(Saved entries)
>> begin

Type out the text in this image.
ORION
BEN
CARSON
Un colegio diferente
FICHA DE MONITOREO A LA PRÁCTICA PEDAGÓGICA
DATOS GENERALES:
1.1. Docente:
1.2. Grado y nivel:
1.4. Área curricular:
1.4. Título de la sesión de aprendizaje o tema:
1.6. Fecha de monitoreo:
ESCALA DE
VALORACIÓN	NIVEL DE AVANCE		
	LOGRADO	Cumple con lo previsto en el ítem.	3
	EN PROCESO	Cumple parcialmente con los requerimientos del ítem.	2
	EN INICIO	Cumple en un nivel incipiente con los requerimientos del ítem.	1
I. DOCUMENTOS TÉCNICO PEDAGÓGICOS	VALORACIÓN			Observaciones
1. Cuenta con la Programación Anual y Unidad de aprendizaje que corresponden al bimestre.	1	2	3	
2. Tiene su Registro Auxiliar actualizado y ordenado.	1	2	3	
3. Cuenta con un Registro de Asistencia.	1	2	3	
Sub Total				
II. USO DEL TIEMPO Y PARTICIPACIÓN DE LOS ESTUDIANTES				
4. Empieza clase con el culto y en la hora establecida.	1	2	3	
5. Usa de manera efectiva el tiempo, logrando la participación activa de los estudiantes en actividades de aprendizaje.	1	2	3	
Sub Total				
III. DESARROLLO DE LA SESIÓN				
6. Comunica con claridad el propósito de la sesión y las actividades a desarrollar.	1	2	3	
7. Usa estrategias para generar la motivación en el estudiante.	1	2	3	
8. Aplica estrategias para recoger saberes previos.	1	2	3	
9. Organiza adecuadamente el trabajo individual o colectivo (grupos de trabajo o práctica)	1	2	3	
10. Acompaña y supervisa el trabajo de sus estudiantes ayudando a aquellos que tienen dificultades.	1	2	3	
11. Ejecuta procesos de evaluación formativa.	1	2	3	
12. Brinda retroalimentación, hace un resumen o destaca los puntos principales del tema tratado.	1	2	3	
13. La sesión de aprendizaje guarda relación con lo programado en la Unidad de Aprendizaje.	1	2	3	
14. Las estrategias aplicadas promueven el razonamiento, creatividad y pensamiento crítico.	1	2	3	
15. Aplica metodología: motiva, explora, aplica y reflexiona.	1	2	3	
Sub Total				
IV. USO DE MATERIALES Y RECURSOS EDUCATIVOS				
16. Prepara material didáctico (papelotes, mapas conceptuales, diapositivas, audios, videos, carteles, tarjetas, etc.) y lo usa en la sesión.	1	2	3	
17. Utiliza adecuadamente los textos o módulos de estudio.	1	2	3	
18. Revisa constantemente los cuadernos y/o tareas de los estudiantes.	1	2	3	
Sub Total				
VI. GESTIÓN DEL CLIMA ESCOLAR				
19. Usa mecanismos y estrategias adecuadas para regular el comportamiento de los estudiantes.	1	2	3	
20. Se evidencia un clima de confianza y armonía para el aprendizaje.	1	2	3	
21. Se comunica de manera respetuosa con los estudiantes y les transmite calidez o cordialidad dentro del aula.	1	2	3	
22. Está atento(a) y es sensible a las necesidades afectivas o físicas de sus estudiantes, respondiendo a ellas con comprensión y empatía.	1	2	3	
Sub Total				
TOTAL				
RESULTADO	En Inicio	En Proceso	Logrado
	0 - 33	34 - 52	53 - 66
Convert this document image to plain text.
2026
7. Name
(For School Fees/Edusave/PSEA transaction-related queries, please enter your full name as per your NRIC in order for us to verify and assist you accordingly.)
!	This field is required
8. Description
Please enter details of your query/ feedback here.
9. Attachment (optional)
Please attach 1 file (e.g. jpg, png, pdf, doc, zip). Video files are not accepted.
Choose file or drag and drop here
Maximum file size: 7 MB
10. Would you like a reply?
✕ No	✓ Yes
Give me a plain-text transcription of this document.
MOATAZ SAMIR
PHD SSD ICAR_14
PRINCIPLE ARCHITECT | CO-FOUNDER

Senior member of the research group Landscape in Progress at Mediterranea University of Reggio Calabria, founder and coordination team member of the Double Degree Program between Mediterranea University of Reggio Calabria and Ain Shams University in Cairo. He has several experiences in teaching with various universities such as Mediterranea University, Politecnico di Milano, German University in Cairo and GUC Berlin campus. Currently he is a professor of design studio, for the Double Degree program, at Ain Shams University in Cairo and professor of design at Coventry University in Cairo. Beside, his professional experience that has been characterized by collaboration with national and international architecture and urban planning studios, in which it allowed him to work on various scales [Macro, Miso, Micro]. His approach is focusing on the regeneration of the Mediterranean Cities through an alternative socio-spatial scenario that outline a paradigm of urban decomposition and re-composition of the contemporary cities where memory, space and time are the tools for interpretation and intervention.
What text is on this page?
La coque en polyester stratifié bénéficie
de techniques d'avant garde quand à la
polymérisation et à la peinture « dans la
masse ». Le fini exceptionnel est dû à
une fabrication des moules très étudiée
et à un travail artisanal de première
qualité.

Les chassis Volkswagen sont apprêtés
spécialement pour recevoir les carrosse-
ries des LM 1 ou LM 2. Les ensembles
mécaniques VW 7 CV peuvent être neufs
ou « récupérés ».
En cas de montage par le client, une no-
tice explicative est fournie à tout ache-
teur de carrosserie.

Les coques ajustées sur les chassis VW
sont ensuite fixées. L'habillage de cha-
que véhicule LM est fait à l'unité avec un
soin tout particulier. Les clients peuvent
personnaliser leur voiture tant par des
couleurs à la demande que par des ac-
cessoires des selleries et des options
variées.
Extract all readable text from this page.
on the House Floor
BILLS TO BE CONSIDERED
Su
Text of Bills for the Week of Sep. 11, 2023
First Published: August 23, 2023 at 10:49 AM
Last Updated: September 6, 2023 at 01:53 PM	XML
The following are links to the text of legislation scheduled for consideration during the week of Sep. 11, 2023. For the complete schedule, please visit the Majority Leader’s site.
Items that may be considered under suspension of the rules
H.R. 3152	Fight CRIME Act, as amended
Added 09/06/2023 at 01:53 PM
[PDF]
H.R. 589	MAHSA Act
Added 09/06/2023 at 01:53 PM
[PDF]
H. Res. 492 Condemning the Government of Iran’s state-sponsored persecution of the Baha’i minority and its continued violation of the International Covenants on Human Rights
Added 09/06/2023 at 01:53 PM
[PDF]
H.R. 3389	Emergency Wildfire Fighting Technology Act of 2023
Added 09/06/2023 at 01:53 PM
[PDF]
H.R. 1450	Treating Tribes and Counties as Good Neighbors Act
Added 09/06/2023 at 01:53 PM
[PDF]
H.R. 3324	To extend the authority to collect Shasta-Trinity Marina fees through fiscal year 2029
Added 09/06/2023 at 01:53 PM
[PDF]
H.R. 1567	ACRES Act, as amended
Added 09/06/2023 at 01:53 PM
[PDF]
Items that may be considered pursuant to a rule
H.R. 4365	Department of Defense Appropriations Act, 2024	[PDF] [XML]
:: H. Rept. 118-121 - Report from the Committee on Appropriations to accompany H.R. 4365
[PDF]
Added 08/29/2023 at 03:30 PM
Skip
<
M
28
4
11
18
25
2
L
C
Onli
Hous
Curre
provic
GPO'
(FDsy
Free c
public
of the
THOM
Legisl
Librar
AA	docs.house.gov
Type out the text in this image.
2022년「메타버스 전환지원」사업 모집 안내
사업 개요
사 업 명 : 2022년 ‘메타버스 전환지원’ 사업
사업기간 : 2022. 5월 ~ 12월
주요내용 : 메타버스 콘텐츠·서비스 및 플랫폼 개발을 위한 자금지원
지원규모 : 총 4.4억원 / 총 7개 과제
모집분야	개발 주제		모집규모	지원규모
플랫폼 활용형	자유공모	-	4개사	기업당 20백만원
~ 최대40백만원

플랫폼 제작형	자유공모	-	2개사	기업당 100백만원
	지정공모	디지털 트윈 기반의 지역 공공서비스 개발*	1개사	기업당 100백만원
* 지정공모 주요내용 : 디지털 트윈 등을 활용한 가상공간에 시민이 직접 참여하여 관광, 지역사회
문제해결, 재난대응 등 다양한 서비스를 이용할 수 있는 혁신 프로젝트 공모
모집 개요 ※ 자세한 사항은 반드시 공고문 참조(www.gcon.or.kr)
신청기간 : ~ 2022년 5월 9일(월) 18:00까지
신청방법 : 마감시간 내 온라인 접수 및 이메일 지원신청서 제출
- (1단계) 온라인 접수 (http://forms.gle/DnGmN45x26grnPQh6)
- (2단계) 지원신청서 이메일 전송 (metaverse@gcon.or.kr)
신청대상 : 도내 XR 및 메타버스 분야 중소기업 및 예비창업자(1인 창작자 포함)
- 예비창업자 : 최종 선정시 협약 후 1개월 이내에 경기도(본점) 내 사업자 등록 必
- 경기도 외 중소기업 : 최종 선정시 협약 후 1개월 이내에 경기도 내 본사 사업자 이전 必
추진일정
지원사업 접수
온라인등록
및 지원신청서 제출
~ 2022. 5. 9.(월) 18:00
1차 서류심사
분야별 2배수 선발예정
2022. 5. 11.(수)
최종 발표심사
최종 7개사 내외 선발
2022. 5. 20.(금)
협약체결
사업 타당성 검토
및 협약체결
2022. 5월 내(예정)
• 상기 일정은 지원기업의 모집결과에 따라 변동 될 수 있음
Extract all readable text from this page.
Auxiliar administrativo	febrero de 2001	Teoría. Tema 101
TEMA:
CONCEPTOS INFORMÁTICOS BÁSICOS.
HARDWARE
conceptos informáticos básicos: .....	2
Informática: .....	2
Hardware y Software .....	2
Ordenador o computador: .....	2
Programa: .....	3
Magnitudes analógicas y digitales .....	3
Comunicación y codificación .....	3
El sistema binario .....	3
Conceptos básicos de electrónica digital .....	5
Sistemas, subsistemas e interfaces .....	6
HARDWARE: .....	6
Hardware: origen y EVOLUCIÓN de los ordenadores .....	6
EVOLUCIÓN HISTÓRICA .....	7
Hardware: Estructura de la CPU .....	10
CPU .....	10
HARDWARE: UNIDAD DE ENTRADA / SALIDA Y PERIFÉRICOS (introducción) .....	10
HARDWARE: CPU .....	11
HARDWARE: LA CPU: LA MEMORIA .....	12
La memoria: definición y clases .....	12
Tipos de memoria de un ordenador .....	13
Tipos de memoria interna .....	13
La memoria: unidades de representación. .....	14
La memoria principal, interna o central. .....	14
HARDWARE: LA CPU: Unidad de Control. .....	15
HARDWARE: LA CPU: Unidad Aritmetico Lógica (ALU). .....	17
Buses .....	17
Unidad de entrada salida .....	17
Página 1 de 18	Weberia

>> end

• [WHAT THE TASK REQUIRES]: Establish how many lines of the records contain the string "requerimientos" and state that number without elaboration.

• [RESPONSE TO THE EXERCISE]: 2